Brief =>
Nothing but the line with "OCR this image." and the lines after it, through the end of the records below, is to be repeated, exactly as it is.

Supplied material =>
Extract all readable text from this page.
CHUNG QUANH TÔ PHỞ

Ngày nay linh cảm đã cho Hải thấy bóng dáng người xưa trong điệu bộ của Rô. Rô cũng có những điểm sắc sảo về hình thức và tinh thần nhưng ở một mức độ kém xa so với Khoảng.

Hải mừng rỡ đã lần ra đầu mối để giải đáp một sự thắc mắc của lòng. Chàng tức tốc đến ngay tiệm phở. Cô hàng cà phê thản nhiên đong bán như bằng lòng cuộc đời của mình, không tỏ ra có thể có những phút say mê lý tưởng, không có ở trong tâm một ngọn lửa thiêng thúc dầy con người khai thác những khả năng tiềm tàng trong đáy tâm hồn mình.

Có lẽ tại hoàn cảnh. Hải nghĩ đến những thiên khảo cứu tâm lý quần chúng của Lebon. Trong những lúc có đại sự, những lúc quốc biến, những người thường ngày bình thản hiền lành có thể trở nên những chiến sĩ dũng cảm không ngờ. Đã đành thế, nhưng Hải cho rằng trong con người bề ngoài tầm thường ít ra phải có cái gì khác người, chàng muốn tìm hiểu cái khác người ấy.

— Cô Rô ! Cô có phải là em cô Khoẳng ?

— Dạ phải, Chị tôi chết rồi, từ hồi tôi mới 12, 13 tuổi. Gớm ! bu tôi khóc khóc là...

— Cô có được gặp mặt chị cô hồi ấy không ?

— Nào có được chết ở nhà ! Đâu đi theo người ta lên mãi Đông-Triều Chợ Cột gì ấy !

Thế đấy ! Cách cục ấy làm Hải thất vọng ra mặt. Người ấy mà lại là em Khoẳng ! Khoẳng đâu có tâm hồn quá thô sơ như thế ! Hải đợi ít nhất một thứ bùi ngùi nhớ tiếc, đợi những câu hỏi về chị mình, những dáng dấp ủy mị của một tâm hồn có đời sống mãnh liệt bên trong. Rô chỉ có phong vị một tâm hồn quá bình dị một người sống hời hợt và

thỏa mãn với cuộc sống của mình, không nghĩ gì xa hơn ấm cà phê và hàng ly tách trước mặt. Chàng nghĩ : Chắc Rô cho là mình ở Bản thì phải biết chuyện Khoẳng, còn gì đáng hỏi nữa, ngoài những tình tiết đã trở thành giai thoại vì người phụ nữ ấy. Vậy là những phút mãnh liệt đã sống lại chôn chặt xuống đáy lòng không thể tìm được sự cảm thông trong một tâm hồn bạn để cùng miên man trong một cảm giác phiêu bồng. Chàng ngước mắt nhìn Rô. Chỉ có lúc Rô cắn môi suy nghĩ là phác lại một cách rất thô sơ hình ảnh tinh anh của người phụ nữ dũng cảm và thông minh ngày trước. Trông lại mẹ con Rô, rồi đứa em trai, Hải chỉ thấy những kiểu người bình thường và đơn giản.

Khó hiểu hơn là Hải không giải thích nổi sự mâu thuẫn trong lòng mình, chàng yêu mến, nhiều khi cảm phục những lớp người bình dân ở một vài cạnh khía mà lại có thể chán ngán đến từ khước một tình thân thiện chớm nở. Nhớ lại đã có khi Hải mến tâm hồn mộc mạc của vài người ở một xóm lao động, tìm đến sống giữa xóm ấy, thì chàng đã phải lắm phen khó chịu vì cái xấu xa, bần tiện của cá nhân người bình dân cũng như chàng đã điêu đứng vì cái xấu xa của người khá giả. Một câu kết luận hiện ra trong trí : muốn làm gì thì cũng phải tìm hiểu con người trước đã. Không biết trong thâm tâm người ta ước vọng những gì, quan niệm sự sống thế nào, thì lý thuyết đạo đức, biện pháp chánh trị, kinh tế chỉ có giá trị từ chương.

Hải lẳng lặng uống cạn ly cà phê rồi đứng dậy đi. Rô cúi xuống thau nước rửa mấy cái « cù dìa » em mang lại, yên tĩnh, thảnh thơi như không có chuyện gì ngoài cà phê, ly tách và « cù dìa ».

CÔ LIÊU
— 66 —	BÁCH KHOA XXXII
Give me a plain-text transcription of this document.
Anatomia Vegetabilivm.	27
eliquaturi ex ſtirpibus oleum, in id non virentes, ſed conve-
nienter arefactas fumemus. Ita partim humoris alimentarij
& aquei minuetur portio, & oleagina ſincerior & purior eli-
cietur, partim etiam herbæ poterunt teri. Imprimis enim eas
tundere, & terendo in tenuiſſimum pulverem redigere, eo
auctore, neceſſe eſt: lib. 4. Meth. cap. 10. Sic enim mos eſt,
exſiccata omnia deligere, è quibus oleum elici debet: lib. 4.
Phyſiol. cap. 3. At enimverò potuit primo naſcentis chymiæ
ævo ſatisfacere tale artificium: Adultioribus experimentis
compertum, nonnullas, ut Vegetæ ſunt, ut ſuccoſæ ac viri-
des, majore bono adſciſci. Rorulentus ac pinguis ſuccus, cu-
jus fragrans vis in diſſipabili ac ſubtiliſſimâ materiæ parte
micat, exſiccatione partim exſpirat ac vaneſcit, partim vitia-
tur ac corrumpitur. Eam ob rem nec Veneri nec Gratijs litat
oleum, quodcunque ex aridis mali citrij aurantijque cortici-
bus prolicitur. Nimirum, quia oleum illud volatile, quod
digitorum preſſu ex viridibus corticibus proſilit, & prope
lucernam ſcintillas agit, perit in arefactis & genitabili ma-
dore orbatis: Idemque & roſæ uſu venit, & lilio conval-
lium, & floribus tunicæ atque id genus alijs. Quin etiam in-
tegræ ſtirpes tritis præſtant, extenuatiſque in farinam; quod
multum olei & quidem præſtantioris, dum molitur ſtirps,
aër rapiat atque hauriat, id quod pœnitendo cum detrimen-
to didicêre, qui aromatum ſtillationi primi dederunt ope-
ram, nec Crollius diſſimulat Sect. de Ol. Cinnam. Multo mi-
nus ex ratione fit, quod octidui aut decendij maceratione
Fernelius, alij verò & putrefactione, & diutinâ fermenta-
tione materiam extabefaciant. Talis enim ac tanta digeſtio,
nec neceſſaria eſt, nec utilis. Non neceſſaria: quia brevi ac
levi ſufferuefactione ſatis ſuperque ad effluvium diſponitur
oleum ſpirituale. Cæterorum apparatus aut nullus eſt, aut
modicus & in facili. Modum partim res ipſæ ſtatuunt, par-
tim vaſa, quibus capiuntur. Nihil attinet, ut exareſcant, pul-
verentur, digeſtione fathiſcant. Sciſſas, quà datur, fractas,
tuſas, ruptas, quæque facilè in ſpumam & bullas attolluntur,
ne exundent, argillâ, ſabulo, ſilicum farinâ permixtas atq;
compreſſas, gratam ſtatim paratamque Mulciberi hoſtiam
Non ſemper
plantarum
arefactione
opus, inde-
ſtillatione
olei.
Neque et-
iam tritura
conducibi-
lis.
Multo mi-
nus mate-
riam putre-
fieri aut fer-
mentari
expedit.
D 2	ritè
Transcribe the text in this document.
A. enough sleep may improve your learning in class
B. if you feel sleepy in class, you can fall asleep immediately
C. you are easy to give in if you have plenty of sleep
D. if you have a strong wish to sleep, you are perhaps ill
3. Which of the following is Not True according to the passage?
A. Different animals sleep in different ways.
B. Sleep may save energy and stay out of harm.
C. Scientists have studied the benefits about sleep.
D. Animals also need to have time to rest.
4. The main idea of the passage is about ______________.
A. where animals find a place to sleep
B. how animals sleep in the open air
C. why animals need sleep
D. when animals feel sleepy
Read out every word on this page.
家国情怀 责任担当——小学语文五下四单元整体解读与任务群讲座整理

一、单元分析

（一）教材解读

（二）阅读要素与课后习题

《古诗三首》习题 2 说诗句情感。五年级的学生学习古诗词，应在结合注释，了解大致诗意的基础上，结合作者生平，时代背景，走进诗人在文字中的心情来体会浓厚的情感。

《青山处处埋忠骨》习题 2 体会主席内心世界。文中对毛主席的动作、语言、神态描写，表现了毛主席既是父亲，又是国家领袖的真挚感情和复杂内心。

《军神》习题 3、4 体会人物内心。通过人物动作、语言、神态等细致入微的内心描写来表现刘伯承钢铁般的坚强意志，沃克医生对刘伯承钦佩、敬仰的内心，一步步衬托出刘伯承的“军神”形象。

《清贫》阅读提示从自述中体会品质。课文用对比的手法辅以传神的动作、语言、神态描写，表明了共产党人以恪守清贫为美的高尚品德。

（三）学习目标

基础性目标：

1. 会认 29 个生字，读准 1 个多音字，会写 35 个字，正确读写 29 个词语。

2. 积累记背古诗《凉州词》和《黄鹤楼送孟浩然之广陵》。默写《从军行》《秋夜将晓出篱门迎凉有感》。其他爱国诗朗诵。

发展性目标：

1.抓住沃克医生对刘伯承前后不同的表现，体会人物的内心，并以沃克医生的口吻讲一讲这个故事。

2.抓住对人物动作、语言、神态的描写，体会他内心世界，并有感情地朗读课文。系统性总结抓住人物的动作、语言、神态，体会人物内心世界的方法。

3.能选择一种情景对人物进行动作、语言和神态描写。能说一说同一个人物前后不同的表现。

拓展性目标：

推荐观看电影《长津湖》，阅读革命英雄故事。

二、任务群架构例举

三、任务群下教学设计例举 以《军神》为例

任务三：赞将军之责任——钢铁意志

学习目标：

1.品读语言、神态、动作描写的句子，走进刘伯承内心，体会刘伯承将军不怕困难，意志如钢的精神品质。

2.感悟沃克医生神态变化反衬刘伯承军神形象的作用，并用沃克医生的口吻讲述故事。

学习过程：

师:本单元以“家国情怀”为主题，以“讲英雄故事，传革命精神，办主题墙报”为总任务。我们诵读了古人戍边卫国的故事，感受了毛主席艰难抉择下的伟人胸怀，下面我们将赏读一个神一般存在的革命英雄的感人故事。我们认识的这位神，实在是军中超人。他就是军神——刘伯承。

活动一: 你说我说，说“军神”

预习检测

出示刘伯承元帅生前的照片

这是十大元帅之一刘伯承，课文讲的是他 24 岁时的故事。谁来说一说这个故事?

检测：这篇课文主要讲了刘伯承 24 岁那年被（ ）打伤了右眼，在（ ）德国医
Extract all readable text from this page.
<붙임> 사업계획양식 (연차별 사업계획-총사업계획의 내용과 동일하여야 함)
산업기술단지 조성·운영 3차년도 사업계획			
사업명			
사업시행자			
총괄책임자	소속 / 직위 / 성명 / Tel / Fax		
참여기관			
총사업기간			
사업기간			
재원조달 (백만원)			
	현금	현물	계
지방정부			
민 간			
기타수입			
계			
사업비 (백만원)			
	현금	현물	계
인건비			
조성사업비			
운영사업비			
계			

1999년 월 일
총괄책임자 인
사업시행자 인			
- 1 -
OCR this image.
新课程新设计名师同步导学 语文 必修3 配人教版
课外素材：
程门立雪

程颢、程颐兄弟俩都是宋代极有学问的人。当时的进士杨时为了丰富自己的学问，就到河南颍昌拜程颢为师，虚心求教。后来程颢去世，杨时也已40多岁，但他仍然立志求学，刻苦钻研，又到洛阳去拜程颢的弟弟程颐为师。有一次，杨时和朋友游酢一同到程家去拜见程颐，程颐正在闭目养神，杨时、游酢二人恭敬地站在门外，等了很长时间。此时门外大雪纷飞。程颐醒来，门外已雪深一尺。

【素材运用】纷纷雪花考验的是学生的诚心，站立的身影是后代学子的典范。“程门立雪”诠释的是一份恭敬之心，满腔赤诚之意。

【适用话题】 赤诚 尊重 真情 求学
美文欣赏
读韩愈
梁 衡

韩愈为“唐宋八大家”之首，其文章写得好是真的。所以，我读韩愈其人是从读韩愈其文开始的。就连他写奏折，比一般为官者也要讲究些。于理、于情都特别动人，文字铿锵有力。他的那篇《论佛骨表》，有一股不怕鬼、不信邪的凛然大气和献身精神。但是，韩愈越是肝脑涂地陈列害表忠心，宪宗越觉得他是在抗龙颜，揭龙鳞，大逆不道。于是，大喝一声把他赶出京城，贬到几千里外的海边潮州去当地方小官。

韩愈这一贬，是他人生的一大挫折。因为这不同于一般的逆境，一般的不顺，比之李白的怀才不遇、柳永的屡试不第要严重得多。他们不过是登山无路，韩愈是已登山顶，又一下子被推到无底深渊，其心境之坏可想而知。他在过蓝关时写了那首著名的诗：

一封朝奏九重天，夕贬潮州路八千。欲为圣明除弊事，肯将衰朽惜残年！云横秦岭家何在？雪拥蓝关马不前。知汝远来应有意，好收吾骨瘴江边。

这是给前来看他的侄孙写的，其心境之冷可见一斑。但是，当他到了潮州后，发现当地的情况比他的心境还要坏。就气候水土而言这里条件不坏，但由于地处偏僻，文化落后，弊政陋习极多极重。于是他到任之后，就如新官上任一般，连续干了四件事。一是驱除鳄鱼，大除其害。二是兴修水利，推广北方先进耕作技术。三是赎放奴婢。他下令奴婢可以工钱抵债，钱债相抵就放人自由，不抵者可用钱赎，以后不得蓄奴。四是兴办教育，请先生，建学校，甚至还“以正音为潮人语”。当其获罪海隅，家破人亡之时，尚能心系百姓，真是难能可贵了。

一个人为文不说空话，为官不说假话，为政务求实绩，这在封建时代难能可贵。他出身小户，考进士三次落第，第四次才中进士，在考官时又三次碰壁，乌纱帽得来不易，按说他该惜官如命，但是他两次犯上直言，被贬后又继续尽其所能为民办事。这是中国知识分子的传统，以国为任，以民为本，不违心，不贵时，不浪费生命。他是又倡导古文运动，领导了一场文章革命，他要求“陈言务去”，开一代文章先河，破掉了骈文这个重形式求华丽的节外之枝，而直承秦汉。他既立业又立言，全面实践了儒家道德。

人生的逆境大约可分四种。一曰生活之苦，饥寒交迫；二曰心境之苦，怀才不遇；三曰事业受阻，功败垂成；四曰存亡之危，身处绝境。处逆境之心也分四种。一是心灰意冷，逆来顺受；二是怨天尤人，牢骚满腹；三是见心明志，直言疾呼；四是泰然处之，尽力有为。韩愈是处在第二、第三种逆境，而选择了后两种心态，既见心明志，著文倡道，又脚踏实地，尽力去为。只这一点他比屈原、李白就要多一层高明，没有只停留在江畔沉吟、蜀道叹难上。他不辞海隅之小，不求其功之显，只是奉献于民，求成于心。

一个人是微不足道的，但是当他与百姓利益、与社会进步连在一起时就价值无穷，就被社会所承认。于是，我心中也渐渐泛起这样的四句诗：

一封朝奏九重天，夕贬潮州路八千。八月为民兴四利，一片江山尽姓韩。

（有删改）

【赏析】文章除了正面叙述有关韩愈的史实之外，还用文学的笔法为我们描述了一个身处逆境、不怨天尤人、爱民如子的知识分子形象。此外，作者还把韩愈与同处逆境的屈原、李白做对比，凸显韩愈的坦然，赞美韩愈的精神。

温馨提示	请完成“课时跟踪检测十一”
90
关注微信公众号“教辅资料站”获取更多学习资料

Answer for this exercise =>
OCR this image.
新课程新设计名师同步导学 语文 必修3 配人教版
课外素材：
程门立雪

程颢、程颐兄弟俩都是宋代极有学问的人。当时的进士杨时为了丰富自己的学问，就到河南颍昌拜程颢为师，虚心求教。后来程颢去世，杨时也已40多岁，但他仍然立志求学，刻苦钻研，又到洛阳去拜程颢的弟弟程颐为师。有一次，杨时和朋友游酢一同到程家去拜见程颐，程颐正在闭目养神，杨时、游酢二人恭敬地站在门外，等了很长时间。此时门外大雪纷飞。程颐醒来，门外已雪深一尺。

【素材运用】纷纷雪花考验的是学生的诚心，站立的身影是后代学子的典范。“程门立雪”诠释的是一份恭敬之心，满腔赤诚之意。

【适用话题】 赤诚 尊重 真情 求学
美文欣赏
读韩愈
梁 衡

韩愈为“唐宋八大家”之首，其文章写得好是真的。所以，我读韩愈其人是从读韩愈其文开始的。就连他写奏折，比一般为官者也要讲究些。于理、于情都特别动人，文字铿锵有力。他的那篇《论佛骨表》，有一股不怕鬼、不信邪的凛然大气和献身精神。但是，韩愈越是肝脑涂地陈列害表忠心，宪宗越觉得他是在抗龙颜，揭龙鳞，大逆不道。于是，大喝一声把他赶出京城，贬到几千里外的海边潮州去当地方小官。

韩愈这一贬，是他人生的一大挫折。因为这不同于一般的逆境，一般的不顺，比之李白的怀才不遇、柳永的屡试不第要严重得多。他们不过是登山无路，韩愈是已登山顶，又一下子被推到无底深渊，其心境之坏可想而知。他在过蓝关时写了那首著名的诗：

一封朝奏九重天，夕贬潮州路八千。欲为圣明除弊事，肯将衰朽惜残年！云横秦岭家何在？雪拥蓝关马不前。知汝远来应有意，好收吾骨瘴江边。

这是给前来看他的侄孙写的，其心境之冷可见一斑。但是，当他到了潮州后，发现当地的情况比他的心境还要坏。就气候水土而言这里条件不坏，但由于地处偏僻，文化落后，弊政陋习极多极重。于是他到任之后，就如新官上任一般，连续干了四件事。一是驱除鳄鱼，大除其害。二是兴修水利，推广北方先进耕作技术。三是赎放奴婢。他下令奴婢可以工钱抵债，钱债相抵就放人自由，不抵者可用钱赎，以后不得蓄奴。四是兴办教育，请先生，建学校，甚至还“以正音为潮人语”。当其获罪海隅，家破人亡之时，尚能心系百姓，真是难能可贵了。

一个人为文不说空话，为官不说假话，为政务求实绩，这在封建时代难能可贵。他出身小户，考进士三次落第，第四次才中进士，在考官时又三次碰壁，乌纱帽得来不易，按说他该惜官如命，但是他两次犯上直言，被贬后又继续尽其所能为民办事。这是中国知识分子的传统，以国为任，以民为本，不违心，不贵时，不浪费生命。他是又倡导古文运动，领导了一场文章革命，他要求“陈言务去”，开一代文章先河，破掉了骈文这个重形式求华丽的节外之枝，而直承秦汉。他既立业又立言，全面实践了儒家道德。

人生的逆境大约可分四种。一曰生活之苦，饥寒交迫；二曰心境之苦，怀才不遇；三曰事业受阻，功败垂成；四曰存亡之危，身处绝境。处逆境之心也分四种。一是心灰意冷，逆来顺受；二是怨天尤人，牢骚满腹；三是见心明志，直言疾呼；四是泰然处之，尽力有为。韩愈是处在第二、第三种逆境，而选择了后两种心态，既见心明志，著文倡道，又脚踏实地，尽力去为。只这一点他比屈原、李白就要多一层高明，没有只停留在江畔沉吟、蜀道叹难上。他不辞海隅之小，不求其功之显，只是奉献于民，求成于心。

一个人是微不足道的，但是当他与百姓利益、与社会进步连在一起时就价值无穷，就被社会所承认。于是，我心中也渐渐泛起这样的四句诗：

一封朝奏九重天，夕贬潮州路八千。八月为民兴四利，一片江山尽姓韩。

（有删改）

【赏析】文章除了正面叙述有关韩愈的史实之外，还用文学的笔法为我们描述了一个身处逆境、不怨天尤人、爱民如子的知识分子形象。此外，作者还把韩愈与同处逆境的屈原、李白做对比，凸显韩愈的坦然，赞美韩愈的精神。

温馨提示	请完成“课时跟踪检测十一”
90
关注微信公众号“教辅资料站”获取更多学习资料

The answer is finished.